— start Dataset records —
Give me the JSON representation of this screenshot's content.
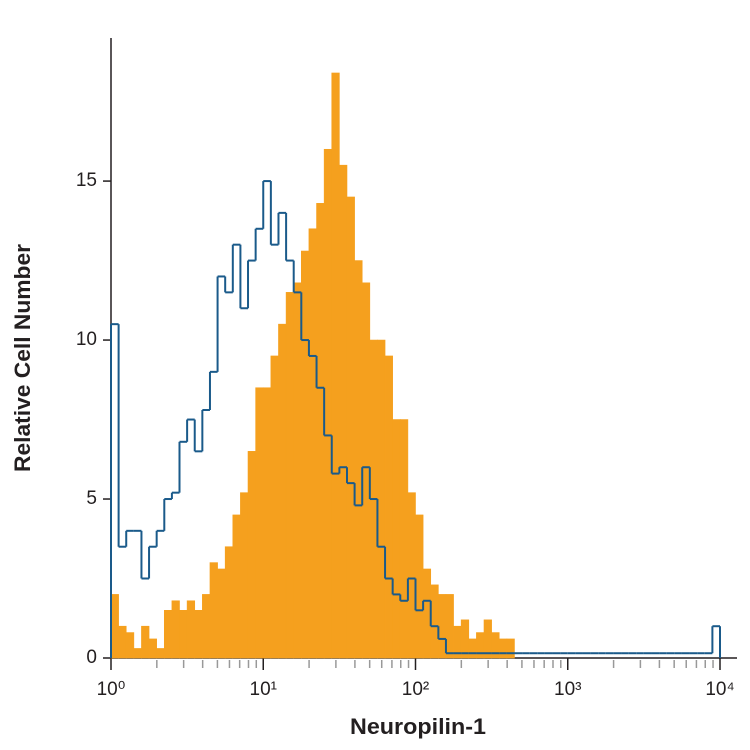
{
  "chart_data": {
    "type": "histogram",
    "x_label": "Neuropilin-1",
    "y_label": "Relative Cell Number",
    "xscale": "log",
    "bins": [
      1,
      1.122,
      1.259,
      1.413,
      1.585,
      1.778,
      1.995,
      2.239,
      2.512,
      2.818,
      3.162,
      3.548,
      3.981,
      4.467,
      5.012,
      5.623,
      6.31,
      7.079,
      7.943,
      8.913,
      10,
      11.22,
      12.59,
      14.13,
      15.85,
      17.78,
      19.95,
      22.39,
      25.12,
      28.18,
      31.62,
      35.48,
      39.81,
      44.67,
      50.12,
      56.23,
      63.1,
      70.79,
      79.43,
      89.13,
      100,
      112.2,
      125.9,
      141.3,
      158.5,
      177.8,
      199.5,
      223.9,
      251.2,
      281.8,
      316.2,
      354.8,
      398.1,
      446.7,
      501.2,
      562.3,
      631,
      707.9,
      794.3,
      891.3,
      1000,
      1122,
      1259,
      1413,
      1585,
      1778,
      1995,
      2239,
      2512,
      2818,
      3162,
      3548,
      3981,
      4467,
      5012,
      5623,
      6310,
      7079,
      7943,
      8913,
      10000
    ],
    "series": [
      {
        "color": "#f5a01e",
        "fill": true,
        "values": [
          2,
          1,
          0.8,
          0.3,
          1,
          0.6,
          0.3,
          1.5,
          1.8,
          1.5,
          1.8,
          1.5,
          2,
          3,
          2.8,
          3.5,
          4.5,
          5.2,
          6.5,
          8.5,
          8.5,
          9.5,
          10.5,
          11.5,
          11.8,
          12.8,
          13.5,
          14.3,
          16,
          18.4,
          15.5,
          14.5,
          12.5,
          11.8,
          10,
          10,
          9.5,
          7.5,
          7.5,
          5.2,
          4.5,
          2.8,
          2.3,
          2,
          2,
          1,
          1.2,
          0.6,
          0.8,
          1.2,
          0.8,
          0.6,
          0.6,
          0,
          0,
          0,
          0,
          0,
          0,
          0,
          0,
          0,
          0,
          0,
          0,
          0,
          0,
          0,
          0,
          0,
          0,
          0,
          0,
          0,
          0,
          0,
          0,
          0,
          0,
          0
        ]
      },
      {
        "color": "#1a5a8a",
        "fill": false,
        "values": [
          10.5,
          3.5,
          4,
          4,
          2.5,
          3.5,
          4,
          5,
          5.2,
          6.8,
          7.5,
          6.5,
          7.8,
          9,
          12,
          11.5,
          13,
          11,
          12.5,
          13.5,
          15,
          13,
          14,
          12.5,
          11.5,
          10,
          9.5,
          8.5,
          7,
          5.8,
          6,
          5.5,
          4.8,
          6,
          5,
          3.5,
          2.5,
          2,
          1.8,
          2.5,
          1.5,
          1.8,
          1,
          0.6,
          0.15,
          0.15,
          0.15,
          0.15,
          0.15,
          0.15,
          0.15,
          0.15,
          0.15,
          0.15,
          0.15,
          0.15,
          0.15,
          0.15,
          0.15,
          0.15,
          0.15,
          0.15,
          0.15,
          0.15,
          0.15,
          0.15,
          0.15,
          0.15,
          0.15,
          0.15,
          0.15,
          0.15,
          0.15,
          0.15,
          0.15,
          0.15,
          0.15,
          0.15,
          0.15,
          1
        ]
      }
    ],
    "xlim": [
      1,
      10000
    ],
    "xticks": [
      {
        "value": 1,
        "label": "10⁰"
      },
      {
        "value": 10,
        "label": "10¹"
      },
      {
        "value": 100,
        "label": "10²"
      },
      {
        "value": 1000,
        "label": "10³"
      },
      {
        "value": 10000,
        "label": "10⁴"
      }
    ],
    "xminorticks": [
      2,
      3,
      4,
      5,
      6,
      7,
      8,
      9,
      20,
      30,
      40,
      50,
      60,
      70,
      80,
      90,
      200,
      300,
      400,
      500,
      600,
      700,
      800,
      900,
      2000,
      3000,
      4000,
      5000,
      6000,
      7000,
      8000,
      9000
    ],
    "ylim": [
      0,
      19.5
    ],
    "yticks": [
      0,
      5,
      10,
      15
    ]
  }
}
— end Dataset records —
Set task - From the listing above, print every entry precisely and drop the pictures.

Solution to the problem -
Give me the JSON representation of this screenshot's content.
{
  "chart_data": {
    "type": "histogram",
    "x_label": "Neuropilin-1",
    "y_label": "Relative Cell Number",
    "xscale": "log",
    "bins": [
      1,
      1.122,
      1.259,
      1.413,
      1.585,
      1.778,
      1.995,
      2.239,
      2.512,
      2.818,
      3.162,
      3.548,
      3.981,
      4.467,
      5.012,
      5.623,
      6.31,
      7.079,
      7.943,
      8.913,
      10,
      11.22,
      12.59,
      14.13,
      15.85,
      17.78,
      19.95,
      22.39,
      25.12,
      28.18,
      31.62,
      35.48,
      39.81,
      44.67,
      50.12,
      56.23,
      63.1,
      70.79,
      79.43,
      89.13,
      100,
      112.2,
      125.9,
      141.3,
      158.5,
      177.8,
      199.5,
      223.9,
      251.2,
      281.8,
      316.2,
      354.8,
      398.1,
      446.7,
      501.2,
      562.3,
      631,
      707.9,
      794.3,
      891.3,
      1000,
      1122,
      1259,
      1413,
      1585,
      1778,
      1995,
      2239,
      2512,
      2818,
      3162,
      3548,
      3981,
      4467,
      5012,
      5623,
      6310,
      7079,
      7943,
      8913,
      10000
    ],
    "series": [
      {
        "color": "#f5a01e",
        "fill": true,
        "values": [
          2,
          1,
          0.8,
          0.3,
          1,
          0.6,
          0.3,
          1.5,
          1.8,
          1.5,
          1.8,
          1.5,
          2,
          3,
          2.8,
          3.5,
          4.5,
          5.2,
          6.5,
          8.5,
          8.5,
          9.5,
          10.5,
          11.5,
          11.8,
          12.8,
          13.5,
          14.3,
          16,
          18.4,
          15.5,
          14.5,
          12.5,
          11.8,
          10,
          10,
          9.5,
          7.5,
          7.5,
          5.2,
          4.5,
          2.8,
          2.3,
          2,
          2,
          1,
          1.2,
          0.6,
          0.8,
          1.2,
          0.8,
          0.6,
          0.6,
          0,
          0,
          0,
          0,
          0,
          0,
          0,
          0,
          0,
          0,
          0,
          0,
          0,
          0,
          0,
          0,
          0,
          0,
          0,
          0,
          0,
          0,
          0,
          0,
          0,
          0,
          0
        ]
      },
      {
        "color": "#1a5a8a",
        "fill": false,
        "values": [
          10.5,
          3.5,
          4,
          4,
          2.5,
          3.5,
          4,
          5,
          5.2,
          6.8,
          7.5,
          6.5,
          7.8,
          9,
          12,
          11.5,
          13,
          11,
          12.5,
          13.5,
          15,
          13,
          14,
          12.5,
          11.5,
          10,
          9.5,
          8.5,
          7,
          5.8,
          6,
          5.5,
          4.8,
          6,
          5,
          3.5,
          2.5,
          2,
          1.8,
          2.5,
          1.5,
          1.8,
          1,
          0.6,
          0.15,
          0.15,
          0.15,
          0.15,
          0.15,
          0.15,
          0.15,
          0.15,
          0.15,
          0.15,
          0.15,
          0.15,
          0.15,
          0.15,
          0.15,
          0.15,
          0.15,
          0.15,
          0.15,
          0.15,
          0.15,
          0.15,
          0.15,
          0.15,
          0.15,
          0.15,
          0.15,
          0.15,
          0.15,
          0.15,
          0.15,
          0.15,
          0.15,
          0.15,
          0.15,
          1
        ]
      }
    ],
    "xlim": [
      1,
      10000
    ],
    "xticks": [
      {
        "value": 1,
        "label": "10⁰"
      },
      {
        "value": 10,
        "label": "10¹"
      },
      {
        "value": 100,
        "label": "10²"
      },
      {
        "value": 1000,
        "label": "10³"
      },
      {
        "value": 10000,
        "label": "10⁴"
      }
    ],
    "xminorticks": [
      2,
      3,
      4,
      5,
      6,
      7,
      8,
      9,
      20,
      30,
      40,
      50,
      60,
      70,
      80,
      90,
      200,
      300,
      400,
      500,
      600,
      700,
      800,
      900,
      2000,
      3000,
      4000,
      5000,
      6000,
      7000,
      8000,
      9000
    ],
    "ylim": [
      0,
      19.5
    ],
    "yticks": [
      0,
      5,
      10,
      15
    ]
  }
}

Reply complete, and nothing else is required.